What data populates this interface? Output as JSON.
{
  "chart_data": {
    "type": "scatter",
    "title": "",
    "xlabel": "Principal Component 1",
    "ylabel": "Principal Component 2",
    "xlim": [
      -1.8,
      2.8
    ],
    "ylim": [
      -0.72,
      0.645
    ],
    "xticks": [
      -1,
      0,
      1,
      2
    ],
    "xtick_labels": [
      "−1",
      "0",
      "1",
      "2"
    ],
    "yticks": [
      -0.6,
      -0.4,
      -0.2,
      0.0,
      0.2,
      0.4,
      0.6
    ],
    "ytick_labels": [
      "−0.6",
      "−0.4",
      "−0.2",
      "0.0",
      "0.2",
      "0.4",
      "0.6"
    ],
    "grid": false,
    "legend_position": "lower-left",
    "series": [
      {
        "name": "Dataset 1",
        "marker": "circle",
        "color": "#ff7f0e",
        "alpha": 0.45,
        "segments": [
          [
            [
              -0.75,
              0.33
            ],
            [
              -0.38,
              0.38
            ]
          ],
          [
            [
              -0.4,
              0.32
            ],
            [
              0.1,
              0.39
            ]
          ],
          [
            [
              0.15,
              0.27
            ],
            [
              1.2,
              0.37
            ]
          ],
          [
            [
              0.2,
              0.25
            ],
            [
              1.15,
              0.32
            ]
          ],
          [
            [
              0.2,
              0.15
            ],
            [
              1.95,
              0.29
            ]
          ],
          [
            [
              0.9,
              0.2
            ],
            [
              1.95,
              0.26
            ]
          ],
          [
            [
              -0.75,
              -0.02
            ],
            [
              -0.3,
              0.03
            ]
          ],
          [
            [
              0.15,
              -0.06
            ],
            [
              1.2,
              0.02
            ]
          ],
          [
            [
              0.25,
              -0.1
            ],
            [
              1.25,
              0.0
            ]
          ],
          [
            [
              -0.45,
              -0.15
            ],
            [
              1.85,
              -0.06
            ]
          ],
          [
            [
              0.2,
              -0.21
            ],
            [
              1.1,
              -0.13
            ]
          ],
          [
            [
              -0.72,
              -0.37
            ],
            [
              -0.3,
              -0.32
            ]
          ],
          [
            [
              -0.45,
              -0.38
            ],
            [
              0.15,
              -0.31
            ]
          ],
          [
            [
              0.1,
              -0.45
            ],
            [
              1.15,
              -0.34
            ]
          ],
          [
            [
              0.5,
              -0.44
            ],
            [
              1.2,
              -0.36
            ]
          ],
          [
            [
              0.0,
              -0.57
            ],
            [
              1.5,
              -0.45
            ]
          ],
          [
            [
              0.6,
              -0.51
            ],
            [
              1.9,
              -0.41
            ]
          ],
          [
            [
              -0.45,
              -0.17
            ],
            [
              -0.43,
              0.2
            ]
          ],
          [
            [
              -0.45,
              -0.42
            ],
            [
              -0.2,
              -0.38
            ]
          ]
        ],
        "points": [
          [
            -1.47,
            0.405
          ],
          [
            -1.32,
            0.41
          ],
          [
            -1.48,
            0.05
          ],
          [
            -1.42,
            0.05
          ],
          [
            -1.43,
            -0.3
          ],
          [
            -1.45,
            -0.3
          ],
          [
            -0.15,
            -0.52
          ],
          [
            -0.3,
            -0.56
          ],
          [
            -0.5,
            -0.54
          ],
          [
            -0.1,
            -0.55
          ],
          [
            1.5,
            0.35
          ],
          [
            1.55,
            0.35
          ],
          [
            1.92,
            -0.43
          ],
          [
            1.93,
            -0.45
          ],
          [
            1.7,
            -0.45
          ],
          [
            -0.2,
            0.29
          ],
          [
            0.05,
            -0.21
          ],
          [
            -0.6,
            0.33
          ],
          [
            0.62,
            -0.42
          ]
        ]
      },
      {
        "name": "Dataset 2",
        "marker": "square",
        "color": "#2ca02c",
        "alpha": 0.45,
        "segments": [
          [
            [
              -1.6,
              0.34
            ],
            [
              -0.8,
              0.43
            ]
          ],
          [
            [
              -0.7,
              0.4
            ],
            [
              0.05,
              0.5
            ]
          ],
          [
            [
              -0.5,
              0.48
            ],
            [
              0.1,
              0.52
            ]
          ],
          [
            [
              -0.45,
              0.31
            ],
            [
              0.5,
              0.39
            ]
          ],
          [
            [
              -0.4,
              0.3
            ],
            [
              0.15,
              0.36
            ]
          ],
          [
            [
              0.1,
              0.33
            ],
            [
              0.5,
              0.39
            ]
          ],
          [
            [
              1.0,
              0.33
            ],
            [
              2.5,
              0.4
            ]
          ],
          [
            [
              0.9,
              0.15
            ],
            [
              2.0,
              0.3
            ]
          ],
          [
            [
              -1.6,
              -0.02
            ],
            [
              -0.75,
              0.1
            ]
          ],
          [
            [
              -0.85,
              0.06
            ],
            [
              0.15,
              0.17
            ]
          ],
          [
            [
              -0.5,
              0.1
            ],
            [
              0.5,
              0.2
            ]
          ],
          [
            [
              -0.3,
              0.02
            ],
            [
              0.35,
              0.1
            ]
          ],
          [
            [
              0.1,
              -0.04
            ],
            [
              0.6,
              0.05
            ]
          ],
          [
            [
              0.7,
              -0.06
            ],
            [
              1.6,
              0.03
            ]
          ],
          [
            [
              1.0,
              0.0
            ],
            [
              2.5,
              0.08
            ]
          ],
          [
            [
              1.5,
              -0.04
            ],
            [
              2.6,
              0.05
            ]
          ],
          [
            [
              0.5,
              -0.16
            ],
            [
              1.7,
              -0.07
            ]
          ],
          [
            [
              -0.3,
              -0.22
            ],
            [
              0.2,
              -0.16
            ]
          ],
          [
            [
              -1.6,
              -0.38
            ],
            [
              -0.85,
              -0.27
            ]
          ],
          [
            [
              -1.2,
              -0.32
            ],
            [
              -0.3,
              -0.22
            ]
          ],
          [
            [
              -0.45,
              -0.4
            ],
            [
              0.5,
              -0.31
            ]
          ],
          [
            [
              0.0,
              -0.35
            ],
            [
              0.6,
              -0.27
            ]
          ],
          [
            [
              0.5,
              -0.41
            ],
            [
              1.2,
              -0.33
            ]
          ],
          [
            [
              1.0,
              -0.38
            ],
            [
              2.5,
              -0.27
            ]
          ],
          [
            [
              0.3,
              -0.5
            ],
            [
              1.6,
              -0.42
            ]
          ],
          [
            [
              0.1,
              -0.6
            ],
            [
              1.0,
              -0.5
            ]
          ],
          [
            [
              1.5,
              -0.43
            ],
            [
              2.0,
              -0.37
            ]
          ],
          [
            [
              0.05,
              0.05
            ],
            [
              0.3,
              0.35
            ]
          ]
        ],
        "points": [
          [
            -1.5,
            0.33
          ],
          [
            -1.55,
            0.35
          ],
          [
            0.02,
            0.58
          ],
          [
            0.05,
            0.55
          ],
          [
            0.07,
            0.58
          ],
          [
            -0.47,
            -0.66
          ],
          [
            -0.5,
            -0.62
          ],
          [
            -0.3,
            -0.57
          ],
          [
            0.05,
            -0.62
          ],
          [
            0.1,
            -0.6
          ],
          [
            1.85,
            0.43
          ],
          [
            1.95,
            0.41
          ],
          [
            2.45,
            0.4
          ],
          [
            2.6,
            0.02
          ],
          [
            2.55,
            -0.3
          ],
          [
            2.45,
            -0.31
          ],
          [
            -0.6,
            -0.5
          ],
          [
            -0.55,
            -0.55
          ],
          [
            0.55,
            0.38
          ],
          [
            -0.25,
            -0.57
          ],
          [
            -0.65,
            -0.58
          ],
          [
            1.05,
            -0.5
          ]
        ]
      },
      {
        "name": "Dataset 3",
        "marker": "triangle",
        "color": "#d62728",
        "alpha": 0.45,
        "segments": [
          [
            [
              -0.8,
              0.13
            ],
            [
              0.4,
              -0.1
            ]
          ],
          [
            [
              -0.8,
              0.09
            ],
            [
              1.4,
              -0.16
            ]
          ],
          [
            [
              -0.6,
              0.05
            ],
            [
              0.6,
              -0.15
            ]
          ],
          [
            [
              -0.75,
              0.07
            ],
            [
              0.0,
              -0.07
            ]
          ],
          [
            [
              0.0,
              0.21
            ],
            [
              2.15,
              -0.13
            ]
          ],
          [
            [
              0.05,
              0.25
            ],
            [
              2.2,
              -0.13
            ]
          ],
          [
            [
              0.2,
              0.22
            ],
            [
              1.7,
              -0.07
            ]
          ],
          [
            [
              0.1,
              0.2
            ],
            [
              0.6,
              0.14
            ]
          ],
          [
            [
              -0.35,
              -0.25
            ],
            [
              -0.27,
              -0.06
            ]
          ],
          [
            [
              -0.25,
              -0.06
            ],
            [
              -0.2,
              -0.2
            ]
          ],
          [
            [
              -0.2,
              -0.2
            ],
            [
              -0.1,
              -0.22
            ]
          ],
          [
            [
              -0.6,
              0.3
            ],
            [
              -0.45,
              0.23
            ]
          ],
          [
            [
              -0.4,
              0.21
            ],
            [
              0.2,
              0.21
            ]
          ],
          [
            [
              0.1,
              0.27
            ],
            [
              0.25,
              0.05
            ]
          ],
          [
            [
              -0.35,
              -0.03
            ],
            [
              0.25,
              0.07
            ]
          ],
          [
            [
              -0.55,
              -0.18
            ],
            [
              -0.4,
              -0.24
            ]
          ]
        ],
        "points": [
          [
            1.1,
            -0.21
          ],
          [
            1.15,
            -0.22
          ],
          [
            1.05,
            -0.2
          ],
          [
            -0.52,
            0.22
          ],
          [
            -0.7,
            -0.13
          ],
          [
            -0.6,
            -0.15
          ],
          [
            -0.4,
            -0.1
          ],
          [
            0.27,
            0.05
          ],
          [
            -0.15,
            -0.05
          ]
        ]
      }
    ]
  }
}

-*-

Aim of the exercise:
Track down all lines above with the string "Principal" and copy them.

Expected answer:
    "xlabel": "Principal Component 1",
    "ylabel": "Principal Component 2",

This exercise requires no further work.